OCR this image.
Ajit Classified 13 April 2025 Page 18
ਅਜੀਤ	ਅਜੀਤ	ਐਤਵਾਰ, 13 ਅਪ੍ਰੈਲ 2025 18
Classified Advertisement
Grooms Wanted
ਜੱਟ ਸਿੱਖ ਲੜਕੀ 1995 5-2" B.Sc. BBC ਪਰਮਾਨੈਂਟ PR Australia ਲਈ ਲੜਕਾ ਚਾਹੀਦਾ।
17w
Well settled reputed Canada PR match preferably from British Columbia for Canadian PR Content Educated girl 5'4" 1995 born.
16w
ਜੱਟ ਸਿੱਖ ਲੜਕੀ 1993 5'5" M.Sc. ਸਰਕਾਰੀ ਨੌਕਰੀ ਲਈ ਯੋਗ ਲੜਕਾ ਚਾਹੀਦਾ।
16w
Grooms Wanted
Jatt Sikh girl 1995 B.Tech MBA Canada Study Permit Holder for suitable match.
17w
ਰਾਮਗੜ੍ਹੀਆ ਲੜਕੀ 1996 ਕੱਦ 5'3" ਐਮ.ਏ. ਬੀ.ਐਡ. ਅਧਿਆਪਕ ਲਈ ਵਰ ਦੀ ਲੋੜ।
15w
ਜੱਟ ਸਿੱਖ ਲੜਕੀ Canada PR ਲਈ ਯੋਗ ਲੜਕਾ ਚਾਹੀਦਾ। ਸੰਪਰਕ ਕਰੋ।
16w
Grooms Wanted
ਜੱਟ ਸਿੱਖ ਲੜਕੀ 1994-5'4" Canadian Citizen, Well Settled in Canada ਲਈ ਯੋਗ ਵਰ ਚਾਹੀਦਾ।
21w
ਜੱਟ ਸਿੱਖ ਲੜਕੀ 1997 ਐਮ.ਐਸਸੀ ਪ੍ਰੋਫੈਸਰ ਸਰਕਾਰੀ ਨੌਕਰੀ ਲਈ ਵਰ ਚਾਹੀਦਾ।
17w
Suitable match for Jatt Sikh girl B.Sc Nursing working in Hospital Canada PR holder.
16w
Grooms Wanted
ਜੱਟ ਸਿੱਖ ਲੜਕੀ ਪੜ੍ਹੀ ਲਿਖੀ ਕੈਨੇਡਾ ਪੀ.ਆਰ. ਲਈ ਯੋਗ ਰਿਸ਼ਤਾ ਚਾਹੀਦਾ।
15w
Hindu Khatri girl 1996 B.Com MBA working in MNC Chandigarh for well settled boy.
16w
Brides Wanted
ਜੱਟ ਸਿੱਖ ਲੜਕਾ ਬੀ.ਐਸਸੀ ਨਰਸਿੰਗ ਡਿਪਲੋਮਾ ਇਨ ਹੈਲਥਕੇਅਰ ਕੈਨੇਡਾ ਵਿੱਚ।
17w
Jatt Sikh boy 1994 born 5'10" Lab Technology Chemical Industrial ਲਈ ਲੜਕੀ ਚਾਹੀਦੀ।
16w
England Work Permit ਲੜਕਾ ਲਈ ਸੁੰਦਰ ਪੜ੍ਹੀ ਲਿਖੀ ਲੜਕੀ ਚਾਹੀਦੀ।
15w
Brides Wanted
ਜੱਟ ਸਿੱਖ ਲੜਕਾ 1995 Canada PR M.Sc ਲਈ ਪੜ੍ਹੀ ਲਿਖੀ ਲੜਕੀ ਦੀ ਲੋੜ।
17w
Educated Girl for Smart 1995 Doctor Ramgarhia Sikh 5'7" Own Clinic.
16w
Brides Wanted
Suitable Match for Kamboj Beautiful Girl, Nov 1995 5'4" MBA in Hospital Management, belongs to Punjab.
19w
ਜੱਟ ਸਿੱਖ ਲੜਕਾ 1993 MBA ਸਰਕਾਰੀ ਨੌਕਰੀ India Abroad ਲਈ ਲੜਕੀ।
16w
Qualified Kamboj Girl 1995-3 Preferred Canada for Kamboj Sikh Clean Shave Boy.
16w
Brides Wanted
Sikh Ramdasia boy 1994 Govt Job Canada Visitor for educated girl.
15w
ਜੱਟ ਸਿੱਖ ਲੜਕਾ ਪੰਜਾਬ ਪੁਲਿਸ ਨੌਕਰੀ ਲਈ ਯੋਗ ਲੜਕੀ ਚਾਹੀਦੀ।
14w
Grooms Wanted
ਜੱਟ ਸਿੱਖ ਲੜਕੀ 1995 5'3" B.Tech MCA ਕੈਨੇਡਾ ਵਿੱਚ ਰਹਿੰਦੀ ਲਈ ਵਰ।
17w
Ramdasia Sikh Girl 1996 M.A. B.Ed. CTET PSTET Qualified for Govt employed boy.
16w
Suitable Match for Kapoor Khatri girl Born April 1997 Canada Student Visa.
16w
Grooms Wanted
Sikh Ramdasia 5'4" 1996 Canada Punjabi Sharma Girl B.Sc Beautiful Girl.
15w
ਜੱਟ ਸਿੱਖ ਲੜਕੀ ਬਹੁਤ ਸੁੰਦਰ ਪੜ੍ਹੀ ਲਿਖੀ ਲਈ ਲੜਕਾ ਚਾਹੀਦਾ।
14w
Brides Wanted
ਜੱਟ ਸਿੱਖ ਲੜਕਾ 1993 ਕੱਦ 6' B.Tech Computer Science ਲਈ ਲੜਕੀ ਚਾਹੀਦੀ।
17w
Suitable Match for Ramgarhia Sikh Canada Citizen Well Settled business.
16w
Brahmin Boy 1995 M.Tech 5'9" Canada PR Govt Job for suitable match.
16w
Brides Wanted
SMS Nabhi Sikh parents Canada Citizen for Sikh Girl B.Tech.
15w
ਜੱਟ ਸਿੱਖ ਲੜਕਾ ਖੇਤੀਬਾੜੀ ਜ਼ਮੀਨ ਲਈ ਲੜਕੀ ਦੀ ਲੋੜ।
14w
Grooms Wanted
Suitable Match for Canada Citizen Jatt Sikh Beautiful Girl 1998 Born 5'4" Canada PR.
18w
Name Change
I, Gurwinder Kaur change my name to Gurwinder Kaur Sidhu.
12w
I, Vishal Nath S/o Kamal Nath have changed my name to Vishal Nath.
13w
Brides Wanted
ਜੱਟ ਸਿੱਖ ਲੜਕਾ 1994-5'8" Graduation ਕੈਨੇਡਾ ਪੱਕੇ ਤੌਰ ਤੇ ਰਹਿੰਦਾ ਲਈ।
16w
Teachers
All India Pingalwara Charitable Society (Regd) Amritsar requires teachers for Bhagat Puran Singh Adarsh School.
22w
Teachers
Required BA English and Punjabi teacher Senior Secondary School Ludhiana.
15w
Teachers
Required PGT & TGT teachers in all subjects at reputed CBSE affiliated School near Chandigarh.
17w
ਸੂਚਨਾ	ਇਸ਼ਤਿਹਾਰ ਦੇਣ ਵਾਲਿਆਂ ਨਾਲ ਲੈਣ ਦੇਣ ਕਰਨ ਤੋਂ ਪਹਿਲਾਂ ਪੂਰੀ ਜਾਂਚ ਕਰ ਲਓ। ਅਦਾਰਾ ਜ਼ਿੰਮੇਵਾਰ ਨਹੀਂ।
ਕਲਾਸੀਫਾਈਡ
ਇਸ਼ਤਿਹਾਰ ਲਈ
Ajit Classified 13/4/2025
+ + +
[EXERCISE AIM] Every record should be repeated exactly; please leave none out.

[SOLUTION TO THIS EXERCISE]
OCR this image.
Ajit Classified 13 April 2025 Page 18
ਅਜੀਤ	ਅਜੀਤ	ਐਤਵਾਰ, 13 ਅਪ੍ਰੈਲ 2025 18
Classified Advertisement
Grooms Wanted
ਜੱਟ ਸਿੱਖ ਲੜਕੀ 1995 5-2" B.Sc. BBC ਪਰਮਾਨੈਂਟ PR Australia ਲਈ ਲੜਕਾ ਚਾਹੀਦਾ।
17w
Well settled reputed Canada PR match preferably from British Columbia for Canadian PR Content Educated girl 5'4" 1995 born.
16w
ਜੱਟ ਸਿੱਖ ਲੜਕੀ 1993 5'5" M.Sc. ਸਰਕਾਰੀ ਨੌਕਰੀ ਲਈ ਯੋਗ ਲੜਕਾ ਚਾਹੀਦਾ।
16w
Grooms Wanted
Jatt Sikh girl 1995 B.Tech MBA Canada Study Permit Holder for suitable match.
17w
ਰਾਮਗੜ੍ਹੀਆ ਲੜਕੀ 1996 ਕੱਦ 5'3" ਐਮ.ਏ. ਬੀ.ਐਡ. ਅਧਿਆਪਕ ਲਈ ਵਰ ਦੀ ਲੋੜ।
15w
ਜੱਟ ਸਿੱਖ ਲੜਕੀ Canada PR ਲਈ ਯੋਗ ਲੜਕਾ ਚਾਹੀਦਾ। ਸੰਪਰਕ ਕਰੋ।
16w
Grooms Wanted
ਜੱਟ ਸਿੱਖ ਲੜਕੀ 1994-5'4" Canadian Citizen, Well Settled in Canada ਲਈ ਯੋਗ ਵਰ ਚਾਹੀਦਾ।
21w
ਜੱਟ ਸਿੱਖ ਲੜਕੀ 1997 ਐਮ.ਐਸਸੀ ਪ੍ਰੋਫੈਸਰ ਸਰਕਾਰੀ ਨੌਕਰੀ ਲਈ ਵਰ ਚਾਹੀਦਾ।
17w
Suitable match for Jatt Sikh girl B.Sc Nursing working in Hospital Canada PR holder.
16w
Grooms Wanted
ਜੱਟ ਸਿੱਖ ਲੜਕੀ ਪੜ੍ਹੀ ਲਿਖੀ ਕੈਨੇਡਾ ਪੀ.ਆਰ. ਲਈ ਯੋਗ ਰਿਸ਼ਤਾ ਚਾਹੀਦਾ।
15w
Hindu Khatri girl 1996 B.Com MBA working in MNC Chandigarh for well settled boy.
16w
Brides Wanted
ਜੱਟ ਸਿੱਖ ਲੜਕਾ ਬੀ.ਐਸਸੀ ਨਰਸਿੰਗ ਡਿਪਲੋਮਾ ਇਨ ਹੈਲਥਕੇਅਰ ਕੈਨੇਡਾ ਵਿੱਚ।
17w
Jatt Sikh boy 1994 born 5'10" Lab Technology Chemical Industrial ਲਈ ਲੜਕੀ ਚਾਹੀਦੀ।
16w
England Work Permit ਲੜਕਾ ਲਈ ਸੁੰਦਰ ਪੜ੍ਹੀ ਲਿਖੀ ਲੜਕੀ ਚਾਹੀਦੀ।
15w
Brides Wanted
ਜੱਟ ਸਿੱਖ ਲੜਕਾ 1995 Canada PR M.Sc ਲਈ ਪੜ੍ਹੀ ਲਿਖੀ ਲੜਕੀ ਦੀ ਲੋੜ।
17w
Educated Girl for Smart 1995 Doctor Ramgarhia Sikh 5'7" Own Clinic.
16w
Brides Wanted
Suitable Match for Kamboj Beautiful Girl, Nov 1995 5'4" MBA in Hospital Management, belongs to Punjab.
19w
ਜੱਟ ਸਿੱਖ ਲੜਕਾ 1993 MBA ਸਰਕਾਰੀ ਨੌਕਰੀ India Abroad ਲਈ ਲੜਕੀ।
16w
Qualified Kamboj Girl 1995-3 Preferred Canada for Kamboj Sikh Clean Shave Boy.
16w
Brides Wanted
Sikh Ramdasia boy 1994 Govt Job Canada Visitor for educated girl.
15w
ਜੱਟ ਸਿੱਖ ਲੜਕਾ ਪੰਜਾਬ ਪੁਲਿਸ ਨੌਕਰੀ ਲਈ ਯੋਗ ਲੜਕੀ ਚਾਹੀਦੀ।
14w
Grooms Wanted
ਜੱਟ ਸਿੱਖ ਲੜਕੀ 1995 5'3" B.Tech MCA ਕੈਨੇਡਾ ਵਿੱਚ ਰਹਿੰਦੀ ਲਈ ਵਰ।
17w
Ramdasia Sikh Girl 1996 M.A. B.Ed. CTET PSTET Qualified for Govt employed boy.
16w
Suitable Match for Kapoor Khatri girl Born April 1997 Canada Student Visa.
16w
Grooms Wanted
Sikh Ramdasia 5'4" 1996 Canada Punjabi Sharma Girl B.Sc Beautiful Girl.
15w
ਜੱਟ ਸਿੱਖ ਲੜਕੀ ਬਹੁਤ ਸੁੰਦਰ ਪੜ੍ਹੀ ਲਿਖੀ ਲਈ ਲੜਕਾ ਚਾਹੀਦਾ।
14w
Brides Wanted
ਜੱਟ ਸਿੱਖ ਲੜਕਾ 1993 ਕੱਦ 6' B.Tech Computer Science ਲਈ ਲੜਕੀ ਚਾਹੀਦੀ।
17w
Suitable Match for Ramgarhia Sikh Canada Citizen Well Settled business.
16w
Brahmin Boy 1995 M.Tech 5'9" Canada PR Govt Job for suitable match.
16w
Brides Wanted
SMS Nabhi Sikh parents Canada Citizen for Sikh Girl B.Tech.
15w
ਜੱਟ ਸਿੱਖ ਲੜਕਾ ਖੇਤੀਬਾੜੀ ਜ਼ਮੀਨ ਲਈ ਲੜਕੀ ਦੀ ਲੋੜ।
14w
Grooms Wanted
Suitable Match for Canada Citizen Jatt Sikh Beautiful Girl 1998 Born 5'4" Canada PR.
18w
Name Change
I, Gurwinder Kaur change my name to Gurwinder Kaur Sidhu.
12w
I, Vishal Nath S/o Kamal Nath have changed my name to Vishal Nath.
13w
Brides Wanted
ਜੱਟ ਸਿੱਖ ਲੜਕਾ 1994-5'8" Graduation ਕੈਨੇਡਾ ਪੱਕੇ ਤੌਰ ਤੇ ਰਹਿੰਦਾ ਲਈ।
16w
Teachers
All India Pingalwara Charitable Society (Regd) Amritsar requires teachers for Bhagat Puran Singh Adarsh School.
22w
Teachers
Required BA English and Punjabi teacher Senior Secondary School Ludhiana.
15w
Teachers
Required PGT & TGT teachers in all subjects at reputed CBSE affiliated School near Chandigarh.
17w
ਸੂਚਨਾ	ਇਸ਼ਤਿਹਾਰ ਦੇਣ ਵਾਲਿਆਂ ਨਾਲ ਲੈਣ ਦੇਣ ਕਰਨ ਤੋਂ ਪਹਿਲਾਂ ਪੂਰੀ ਜਾਂਚ ਕਰ ਲਓ। ਅਦਾਰਾ ਜ਼ਿੰਮੇਵਾਰ ਨਹੀਂ।
ਕਲਾਸੀਫਾਈਡ
ਇਸ਼ਤਿਹਾਰ ਲਈ
Ajit Classified 13/4/2025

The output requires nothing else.